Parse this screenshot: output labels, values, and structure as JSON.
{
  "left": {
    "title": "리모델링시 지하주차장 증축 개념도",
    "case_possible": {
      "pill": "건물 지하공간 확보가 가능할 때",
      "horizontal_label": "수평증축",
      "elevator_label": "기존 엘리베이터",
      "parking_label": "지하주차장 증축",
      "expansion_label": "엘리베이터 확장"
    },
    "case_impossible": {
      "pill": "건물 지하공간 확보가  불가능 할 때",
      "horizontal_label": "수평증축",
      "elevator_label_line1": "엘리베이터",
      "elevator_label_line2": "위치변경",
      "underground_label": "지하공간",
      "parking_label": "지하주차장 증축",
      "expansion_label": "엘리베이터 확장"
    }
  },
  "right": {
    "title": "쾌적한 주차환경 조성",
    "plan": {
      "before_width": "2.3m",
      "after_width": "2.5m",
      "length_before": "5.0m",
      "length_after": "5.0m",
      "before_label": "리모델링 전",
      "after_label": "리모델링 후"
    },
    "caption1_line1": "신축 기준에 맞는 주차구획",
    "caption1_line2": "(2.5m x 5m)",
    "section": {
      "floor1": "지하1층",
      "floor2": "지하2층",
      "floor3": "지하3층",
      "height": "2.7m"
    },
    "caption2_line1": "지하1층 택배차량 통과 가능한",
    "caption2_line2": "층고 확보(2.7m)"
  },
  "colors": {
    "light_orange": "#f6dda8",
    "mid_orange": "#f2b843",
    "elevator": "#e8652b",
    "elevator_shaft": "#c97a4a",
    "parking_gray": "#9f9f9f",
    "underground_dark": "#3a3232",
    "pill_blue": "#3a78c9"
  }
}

________________

Stated task: Copy out every entry again, exactly as it was given.

Output below:
Parse this screenshot: output labels, values, and structure as JSON.
{
  "left": {
    "title": "리모델링시 지하주차장 증축 개념도",
    "case_possible": {
      "pill": "건물 지하공간 확보가 가능할 때",
      "horizontal_label": "수평증축",
      "elevator_label": "기존 엘리베이터",
      "parking_label": "지하주차장 증축",
      "expansion_label": "엘리베이터 확장"
    },
    "case_impossible": {
      "pill": "건물 지하공간 확보가  불가능 할 때",
      "horizontal_label": "수평증축",
      "elevator_label_line1": "엘리베이터",
      "elevator_label_line2": "위치변경",
      "underground_label": "지하공간",
      "parking_label": "지하주차장 증축",
      "expansion_label": "엘리베이터 확장"
    }
  },
  "right": {
    "title": "쾌적한 주차환경 조성",
    "plan": {
      "before_width": "2.3m",
      "after_width": "2.5m",
      "length_before": "5.0m",
      "length_after": "5.0m",
      "before_label": "리모델링 전",
      "after_label": "리모델링 후"
    },
    "caption1_line1": "신축 기준에 맞는 주차구획",
    "caption1_line2": "(2.5m x 5m)",
    "section": {
      "floor1": "지하1층",
      "floor2": "지하2층",
      "floor3": "지하3층",
      "height": "2.7m"
    },
    "caption2_line1": "지하1층 택배차량 통과 가능한",
    "caption2_line2": "층고 확보(2.7m)"
  },
  "colors": {
    "light_orange": "#f6dda8",
    "mid_orange": "#f2b843",
    "elevator": "#e8652b",
    "elevator_shaft": "#c97a4a",
    "parking_gray": "#9f9f9f",
    "underground_dark": "#3a3232",
    "pill_blue": "#3a78c9"
  }
}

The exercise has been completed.